■ **GOAL OF THE EXERCISE**:
Pick out each line in these entries that contains the string "ETKİSİNİ".

■ **Recorded data**:
#####

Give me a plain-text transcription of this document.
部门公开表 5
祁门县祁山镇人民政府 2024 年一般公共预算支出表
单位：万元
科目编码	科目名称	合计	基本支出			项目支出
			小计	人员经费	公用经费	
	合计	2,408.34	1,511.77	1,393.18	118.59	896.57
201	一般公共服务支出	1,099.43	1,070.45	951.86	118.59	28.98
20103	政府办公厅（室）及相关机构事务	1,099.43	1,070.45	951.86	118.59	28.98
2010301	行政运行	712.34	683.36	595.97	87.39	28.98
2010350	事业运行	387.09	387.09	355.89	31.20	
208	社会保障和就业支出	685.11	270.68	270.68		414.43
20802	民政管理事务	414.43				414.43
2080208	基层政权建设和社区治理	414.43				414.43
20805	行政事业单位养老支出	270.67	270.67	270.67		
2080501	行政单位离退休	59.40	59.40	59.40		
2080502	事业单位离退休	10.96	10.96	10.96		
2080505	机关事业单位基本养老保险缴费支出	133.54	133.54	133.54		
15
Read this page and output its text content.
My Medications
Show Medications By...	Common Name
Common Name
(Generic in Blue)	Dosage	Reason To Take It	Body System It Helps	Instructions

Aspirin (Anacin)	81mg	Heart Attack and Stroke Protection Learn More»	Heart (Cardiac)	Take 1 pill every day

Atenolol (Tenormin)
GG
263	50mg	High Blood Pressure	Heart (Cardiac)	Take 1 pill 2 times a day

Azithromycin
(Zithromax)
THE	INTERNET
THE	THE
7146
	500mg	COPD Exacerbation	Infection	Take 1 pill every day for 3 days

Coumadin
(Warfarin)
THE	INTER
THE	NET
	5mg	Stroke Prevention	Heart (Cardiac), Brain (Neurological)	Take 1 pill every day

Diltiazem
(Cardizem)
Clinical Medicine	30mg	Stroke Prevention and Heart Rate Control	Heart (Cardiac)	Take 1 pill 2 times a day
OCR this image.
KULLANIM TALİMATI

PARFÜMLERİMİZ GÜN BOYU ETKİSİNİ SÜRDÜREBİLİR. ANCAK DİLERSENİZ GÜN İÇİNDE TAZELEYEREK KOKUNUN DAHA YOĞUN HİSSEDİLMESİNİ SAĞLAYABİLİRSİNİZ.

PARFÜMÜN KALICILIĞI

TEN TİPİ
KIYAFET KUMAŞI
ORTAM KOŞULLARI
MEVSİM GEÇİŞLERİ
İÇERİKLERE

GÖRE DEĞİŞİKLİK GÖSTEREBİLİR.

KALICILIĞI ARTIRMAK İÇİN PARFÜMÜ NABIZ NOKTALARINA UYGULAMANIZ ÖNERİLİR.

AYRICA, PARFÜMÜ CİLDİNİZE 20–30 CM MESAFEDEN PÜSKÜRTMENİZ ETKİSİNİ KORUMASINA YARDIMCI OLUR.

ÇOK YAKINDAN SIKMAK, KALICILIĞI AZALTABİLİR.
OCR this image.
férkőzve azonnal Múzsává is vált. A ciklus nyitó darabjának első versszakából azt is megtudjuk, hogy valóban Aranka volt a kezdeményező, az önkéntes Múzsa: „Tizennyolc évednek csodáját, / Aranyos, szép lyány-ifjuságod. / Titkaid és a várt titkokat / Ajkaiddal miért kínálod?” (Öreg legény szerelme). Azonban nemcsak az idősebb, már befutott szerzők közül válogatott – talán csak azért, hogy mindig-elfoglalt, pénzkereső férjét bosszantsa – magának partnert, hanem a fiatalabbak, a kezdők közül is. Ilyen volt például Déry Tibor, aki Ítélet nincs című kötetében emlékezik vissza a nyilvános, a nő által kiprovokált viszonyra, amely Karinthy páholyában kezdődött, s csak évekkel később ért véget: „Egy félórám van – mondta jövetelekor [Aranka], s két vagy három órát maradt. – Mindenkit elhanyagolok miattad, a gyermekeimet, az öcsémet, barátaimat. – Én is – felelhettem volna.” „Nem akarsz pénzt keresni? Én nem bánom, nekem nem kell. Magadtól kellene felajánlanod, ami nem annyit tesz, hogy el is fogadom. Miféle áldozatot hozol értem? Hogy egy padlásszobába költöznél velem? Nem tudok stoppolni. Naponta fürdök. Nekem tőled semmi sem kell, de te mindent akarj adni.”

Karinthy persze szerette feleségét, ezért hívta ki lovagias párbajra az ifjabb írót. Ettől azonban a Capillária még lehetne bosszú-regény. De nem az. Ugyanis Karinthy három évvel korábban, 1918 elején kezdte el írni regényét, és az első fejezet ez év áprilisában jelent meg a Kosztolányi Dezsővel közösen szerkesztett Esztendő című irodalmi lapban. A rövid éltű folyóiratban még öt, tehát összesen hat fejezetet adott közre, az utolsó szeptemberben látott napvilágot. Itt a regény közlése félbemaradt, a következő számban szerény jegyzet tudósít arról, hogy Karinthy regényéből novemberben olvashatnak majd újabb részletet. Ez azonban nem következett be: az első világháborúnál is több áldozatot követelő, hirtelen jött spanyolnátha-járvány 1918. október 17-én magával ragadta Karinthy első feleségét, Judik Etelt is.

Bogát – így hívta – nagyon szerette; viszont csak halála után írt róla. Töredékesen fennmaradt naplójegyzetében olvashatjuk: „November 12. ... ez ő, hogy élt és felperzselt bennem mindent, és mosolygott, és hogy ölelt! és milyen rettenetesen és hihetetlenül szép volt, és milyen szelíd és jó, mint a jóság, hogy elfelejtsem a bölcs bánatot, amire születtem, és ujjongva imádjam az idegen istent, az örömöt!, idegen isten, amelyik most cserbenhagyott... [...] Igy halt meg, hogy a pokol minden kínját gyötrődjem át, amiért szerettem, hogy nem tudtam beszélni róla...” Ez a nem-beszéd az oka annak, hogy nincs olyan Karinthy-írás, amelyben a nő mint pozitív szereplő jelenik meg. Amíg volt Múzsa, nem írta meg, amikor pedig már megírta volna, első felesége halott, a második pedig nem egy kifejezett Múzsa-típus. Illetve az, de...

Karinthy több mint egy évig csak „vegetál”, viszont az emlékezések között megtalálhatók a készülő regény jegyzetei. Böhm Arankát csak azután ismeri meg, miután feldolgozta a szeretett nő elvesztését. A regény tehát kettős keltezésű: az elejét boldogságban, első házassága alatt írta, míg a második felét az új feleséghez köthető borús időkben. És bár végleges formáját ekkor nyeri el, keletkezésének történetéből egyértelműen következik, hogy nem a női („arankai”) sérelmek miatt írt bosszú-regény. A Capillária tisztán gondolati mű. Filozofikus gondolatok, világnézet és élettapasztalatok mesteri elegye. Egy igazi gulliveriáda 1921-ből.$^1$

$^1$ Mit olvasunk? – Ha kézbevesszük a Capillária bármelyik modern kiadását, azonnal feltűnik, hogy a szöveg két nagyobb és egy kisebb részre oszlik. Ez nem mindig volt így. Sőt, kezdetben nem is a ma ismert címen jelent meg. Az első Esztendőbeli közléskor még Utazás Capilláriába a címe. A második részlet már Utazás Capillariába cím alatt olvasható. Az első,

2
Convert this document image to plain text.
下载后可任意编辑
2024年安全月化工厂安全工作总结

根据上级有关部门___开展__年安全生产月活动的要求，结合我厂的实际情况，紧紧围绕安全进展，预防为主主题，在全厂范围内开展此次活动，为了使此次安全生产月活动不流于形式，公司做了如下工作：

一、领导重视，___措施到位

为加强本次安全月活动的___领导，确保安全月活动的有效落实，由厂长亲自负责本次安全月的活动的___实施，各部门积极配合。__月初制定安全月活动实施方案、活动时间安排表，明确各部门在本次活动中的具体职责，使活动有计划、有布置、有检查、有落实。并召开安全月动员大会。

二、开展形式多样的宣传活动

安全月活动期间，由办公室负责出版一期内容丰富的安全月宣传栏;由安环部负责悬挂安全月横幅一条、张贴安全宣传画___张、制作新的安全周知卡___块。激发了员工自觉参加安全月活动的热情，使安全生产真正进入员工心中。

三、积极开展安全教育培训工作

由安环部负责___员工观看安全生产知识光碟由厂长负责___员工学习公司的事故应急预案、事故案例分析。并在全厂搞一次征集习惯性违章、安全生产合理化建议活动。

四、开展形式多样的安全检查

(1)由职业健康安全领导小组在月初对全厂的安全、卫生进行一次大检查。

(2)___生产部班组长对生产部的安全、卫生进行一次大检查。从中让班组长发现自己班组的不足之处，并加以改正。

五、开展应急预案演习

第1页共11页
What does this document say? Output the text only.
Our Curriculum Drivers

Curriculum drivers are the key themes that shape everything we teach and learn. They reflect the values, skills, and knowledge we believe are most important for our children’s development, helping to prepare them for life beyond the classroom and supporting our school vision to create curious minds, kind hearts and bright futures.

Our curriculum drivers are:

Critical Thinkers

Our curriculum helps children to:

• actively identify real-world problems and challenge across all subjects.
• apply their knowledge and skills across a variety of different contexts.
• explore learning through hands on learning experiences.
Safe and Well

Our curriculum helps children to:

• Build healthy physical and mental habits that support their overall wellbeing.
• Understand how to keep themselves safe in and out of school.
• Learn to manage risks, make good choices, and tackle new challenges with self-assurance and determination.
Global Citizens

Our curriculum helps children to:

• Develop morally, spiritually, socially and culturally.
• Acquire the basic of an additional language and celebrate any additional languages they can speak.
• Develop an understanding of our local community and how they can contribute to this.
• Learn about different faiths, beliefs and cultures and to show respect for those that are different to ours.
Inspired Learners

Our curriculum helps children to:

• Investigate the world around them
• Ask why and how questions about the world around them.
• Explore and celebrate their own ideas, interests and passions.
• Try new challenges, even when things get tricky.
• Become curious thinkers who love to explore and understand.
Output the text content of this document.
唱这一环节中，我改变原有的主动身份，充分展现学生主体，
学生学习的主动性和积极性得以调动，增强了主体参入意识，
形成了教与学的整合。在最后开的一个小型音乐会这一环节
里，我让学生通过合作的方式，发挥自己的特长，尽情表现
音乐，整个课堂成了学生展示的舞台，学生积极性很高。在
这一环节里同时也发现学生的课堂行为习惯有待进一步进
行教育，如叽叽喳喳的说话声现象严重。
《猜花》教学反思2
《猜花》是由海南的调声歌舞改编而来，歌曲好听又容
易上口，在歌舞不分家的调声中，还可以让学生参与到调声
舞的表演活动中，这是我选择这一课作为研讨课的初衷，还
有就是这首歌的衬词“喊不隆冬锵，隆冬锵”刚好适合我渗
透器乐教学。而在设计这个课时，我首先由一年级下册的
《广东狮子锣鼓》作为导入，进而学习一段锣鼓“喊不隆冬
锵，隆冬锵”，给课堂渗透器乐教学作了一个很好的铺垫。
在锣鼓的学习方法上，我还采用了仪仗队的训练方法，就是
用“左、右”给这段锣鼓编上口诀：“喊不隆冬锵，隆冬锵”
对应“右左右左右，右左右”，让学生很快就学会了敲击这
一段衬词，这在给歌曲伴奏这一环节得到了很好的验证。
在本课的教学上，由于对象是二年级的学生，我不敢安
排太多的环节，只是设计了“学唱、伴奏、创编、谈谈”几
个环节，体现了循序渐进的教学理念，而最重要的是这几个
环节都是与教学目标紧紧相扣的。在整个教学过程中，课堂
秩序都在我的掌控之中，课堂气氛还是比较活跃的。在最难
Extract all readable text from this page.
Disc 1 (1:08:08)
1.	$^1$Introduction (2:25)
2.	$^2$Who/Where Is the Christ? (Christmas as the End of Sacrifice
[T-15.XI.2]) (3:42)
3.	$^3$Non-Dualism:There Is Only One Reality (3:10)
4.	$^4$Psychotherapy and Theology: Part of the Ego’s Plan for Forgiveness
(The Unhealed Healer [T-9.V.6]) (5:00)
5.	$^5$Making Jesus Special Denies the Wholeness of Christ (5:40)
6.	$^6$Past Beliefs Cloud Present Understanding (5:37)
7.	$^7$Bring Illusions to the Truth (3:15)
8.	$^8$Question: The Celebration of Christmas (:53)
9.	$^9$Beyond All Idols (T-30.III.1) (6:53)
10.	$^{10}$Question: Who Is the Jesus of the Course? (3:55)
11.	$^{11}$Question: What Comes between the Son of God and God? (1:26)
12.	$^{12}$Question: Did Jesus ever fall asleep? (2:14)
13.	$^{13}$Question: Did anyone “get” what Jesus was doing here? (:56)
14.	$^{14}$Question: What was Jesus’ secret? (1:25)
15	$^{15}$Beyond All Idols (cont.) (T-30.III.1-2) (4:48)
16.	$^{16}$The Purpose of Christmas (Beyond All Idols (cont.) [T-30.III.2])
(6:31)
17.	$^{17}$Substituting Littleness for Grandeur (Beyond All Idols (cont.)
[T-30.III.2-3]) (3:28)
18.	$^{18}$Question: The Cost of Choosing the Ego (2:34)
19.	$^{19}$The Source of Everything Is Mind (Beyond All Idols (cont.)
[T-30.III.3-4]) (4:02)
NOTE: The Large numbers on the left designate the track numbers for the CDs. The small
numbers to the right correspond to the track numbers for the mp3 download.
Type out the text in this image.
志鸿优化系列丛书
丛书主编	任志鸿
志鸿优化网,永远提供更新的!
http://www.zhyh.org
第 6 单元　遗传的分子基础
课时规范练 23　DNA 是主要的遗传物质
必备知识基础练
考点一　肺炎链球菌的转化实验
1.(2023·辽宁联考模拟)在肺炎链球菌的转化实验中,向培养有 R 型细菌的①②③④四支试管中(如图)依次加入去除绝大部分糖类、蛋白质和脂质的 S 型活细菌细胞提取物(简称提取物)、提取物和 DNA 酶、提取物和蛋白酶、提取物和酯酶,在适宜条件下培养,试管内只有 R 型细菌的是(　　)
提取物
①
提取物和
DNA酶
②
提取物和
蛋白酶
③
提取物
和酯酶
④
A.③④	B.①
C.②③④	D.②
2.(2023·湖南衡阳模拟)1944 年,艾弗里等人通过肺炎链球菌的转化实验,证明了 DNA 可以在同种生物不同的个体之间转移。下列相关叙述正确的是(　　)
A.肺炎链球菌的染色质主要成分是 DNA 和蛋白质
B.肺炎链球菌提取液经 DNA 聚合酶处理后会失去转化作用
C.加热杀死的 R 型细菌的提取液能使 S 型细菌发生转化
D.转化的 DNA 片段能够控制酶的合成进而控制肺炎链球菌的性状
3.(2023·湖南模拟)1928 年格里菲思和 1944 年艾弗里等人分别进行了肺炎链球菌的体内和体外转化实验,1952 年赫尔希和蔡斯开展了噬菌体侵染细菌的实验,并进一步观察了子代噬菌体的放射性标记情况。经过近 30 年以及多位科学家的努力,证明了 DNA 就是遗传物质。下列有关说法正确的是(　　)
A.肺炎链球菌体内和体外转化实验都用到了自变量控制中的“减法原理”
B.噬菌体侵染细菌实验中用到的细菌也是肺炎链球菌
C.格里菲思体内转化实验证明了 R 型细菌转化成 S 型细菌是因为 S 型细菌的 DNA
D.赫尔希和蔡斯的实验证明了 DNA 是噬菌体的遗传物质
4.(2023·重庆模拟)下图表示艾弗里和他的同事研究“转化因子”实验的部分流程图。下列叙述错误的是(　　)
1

#####

■ **EXPECTED OUTPUT**:
PARFÜMLERİMİZ GÜN BOYU ETKİSİNİ SÜRDÜREBİLİR. ANCAK DİLERSENİZ GÜN İÇİNDE TAZELEYEREK KOKUNUN DAHA YOĞUN HİSSEDİLMESİNİ SAĞLAYABİLİRSİNİZ.
AYRICA, PARFÜMÜ CİLDİNİZE 20–30 CM MESAFEDEN PÜSKÜRTMENİZ ETKİSİNİ KORUMASINA YARDIMCI OLUR.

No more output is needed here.